# START OF Record set

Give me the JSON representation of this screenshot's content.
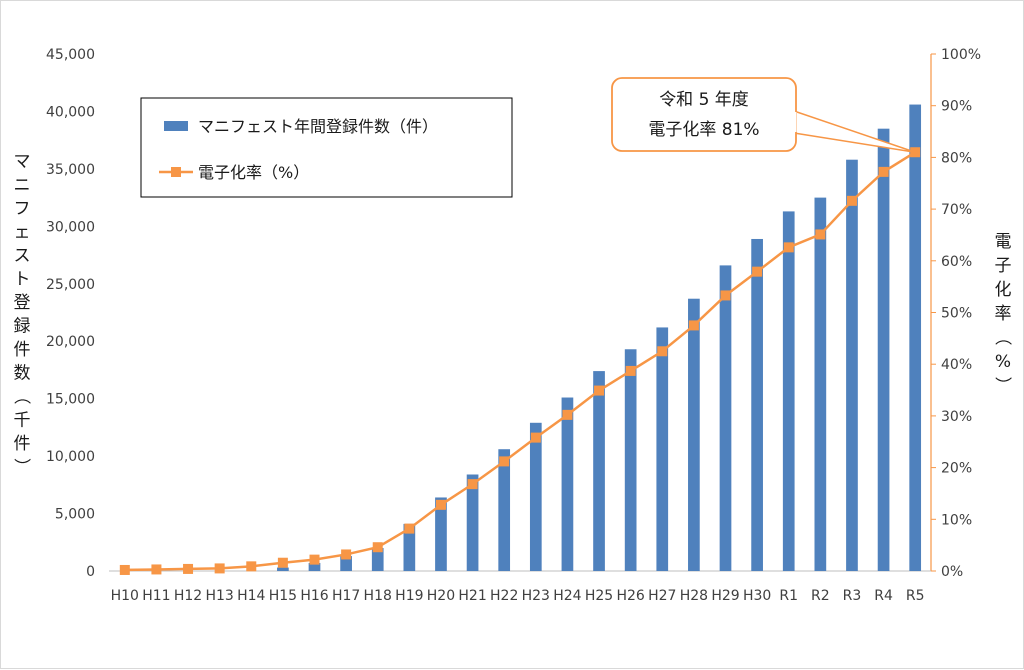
{
  "chart_data": {
    "type": "bar",
    "categories": [
      "H10",
      "H11",
      "H12",
      "H13",
      "H14",
      "H15",
      "H16",
      "H17",
      "H18",
      "H19",
      "H20",
      "H21",
      "H22",
      "H23",
      "H24",
      "H25",
      "H26",
      "H27",
      "H28",
      "H29",
      "H30",
      "R1",
      "R2",
      "R3",
      "R4",
      "R5"
    ],
    "series": [
      {
        "name": "マニフェスト年間登録件数（件）",
        "type": "bar",
        "axis": "left",
        "color": "#4f81bd",
        "values": [
          0,
          0,
          0,
          0,
          0,
          300,
          700,
          1300,
          2000,
          4100,
          6400,
          8400,
          10600,
          12900,
          15100,
          17400,
          19300,
          21200,
          23700,
          26600,
          28900,
          31300,
          32500,
          35800,
          38500,
          40600
        ]
      },
      {
        "name": "電子化率（%）",
        "type": "line",
        "axis": "right",
        "color": "#f79646",
        "values": [
          0.2,
          0.3,
          0.4,
          0.5,
          0.9,
          1.6,
          2.2,
          3.2,
          4.6,
          8.2,
          12.8,
          16.8,
          21.2,
          25.8,
          30.2,
          34.9,
          38.7,
          42.5,
          47.5,
          53.3,
          57.9,
          62.6,
          65.1,
          71.6,
          77.2,
          81.0
        ]
      }
    ],
    "y_left": {
      "label": "マニフェスト登録件数（千件）",
      "min": 0,
      "max": 45000,
      "step": 5000,
      "ticks": [
        "0",
        "5,000",
        "10,000",
        "15,000",
        "20,000",
        "25,000",
        "30,000",
        "35,000",
        "40,000",
        "45,000"
      ]
    },
    "y_right": {
      "label": "電子化率（%）",
      "min": 0,
      "max": 100,
      "step": 10,
      "ticks": [
        "0%",
        "10%",
        "20%",
        "30%",
        "40%",
        "50%",
        "60%",
        "70%",
        "80%",
        "90%",
        "100%"
      ]
    },
    "grid": false,
    "legend": {
      "position": "top-left",
      "items": [
        "マニフェスト年間登録件数（件）",
        "電子化率（%）"
      ]
    },
    "annotation": {
      "line1": "令和 5 年度",
      "line2": "電子化率 81%",
      "target_category": "R5",
      "target_value": 81.0
    }
  }
}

# END OF Record set

■ Exercise aim: Transcribe the records above exactly as they appear, leaving out any pictures.

■ Result for this exercise:
Give me the JSON representation of this screenshot's content.
{
  "chart_data": {
    "type": "bar",
    "categories": [
      "H10",
      "H11",
      "H12",
      "H13",
      "H14",
      "H15",
      "H16",
      "H17",
      "H18",
      "H19",
      "H20",
      "H21",
      "H22",
      "H23",
      "H24",
      "H25",
      "H26",
      "H27",
      "H28",
      "H29",
      "H30",
      "R1",
      "R2",
      "R3",
      "R4",
      "R5"
    ],
    "series": [
      {
        "name": "マニフェスト年間登録件数（件）",
        "type": "bar",
        "axis": "left",
        "color": "#4f81bd",
        "values": [
          0,
          0,
          0,
          0,
          0,
          300,
          700,
          1300,
          2000,
          4100,
          6400,
          8400,
          10600,
          12900,
          15100,
          17400,
          19300,
          21200,
          23700,
          26600,
          28900,
          31300,
          32500,
          35800,
          38500,
          40600
        ]
      },
      {
        "name": "電子化率（%）",
        "type": "line",
        "axis": "right",
        "color": "#f79646",
        "values": [
          0.2,
          0.3,
          0.4,
          0.5,
          0.9,
          1.6,
          2.2,
          3.2,
          4.6,
          8.2,
          12.8,
          16.8,
          21.2,
          25.8,
          30.2,
          34.9,
          38.7,
          42.5,
          47.5,
          53.3,
          57.9,
          62.6,
          65.1,
          71.6,
          77.2,
          81.0
        ]
      }
    ],
    "y_left": {
      "label": "マニフェスト登録件数（千件）",
      "min": 0,
      "max": 45000,
      "step": 5000,
      "ticks": [
        "0",
        "5,000",
        "10,000",
        "15,000",
        "20,000",
        "25,000",
        "30,000",
        "35,000",
        "40,000",
        "45,000"
      ]
    },
    "y_right": {
      "label": "電子化率（%）",
      "min": 0,
      "max": 100,
      "step": 10,
      "ticks": [
        "0%",
        "10%",
        "20%",
        "30%",
        "40%",
        "50%",
        "60%",
        "70%",
        "80%",
        "90%",
        "100%"
      ]
    },
    "grid": false,
    "legend": {
      "position": "top-left",
      "items": [
        "マニフェスト年間登録件数（件）",
        "電子化率（%）"
      ]
    },
    "annotation": {
      "line1": "令和 5 年度",
      "line2": "電子化率 81%",
      "target_category": "R5",
      "target_value": 81.0
    }
  }
}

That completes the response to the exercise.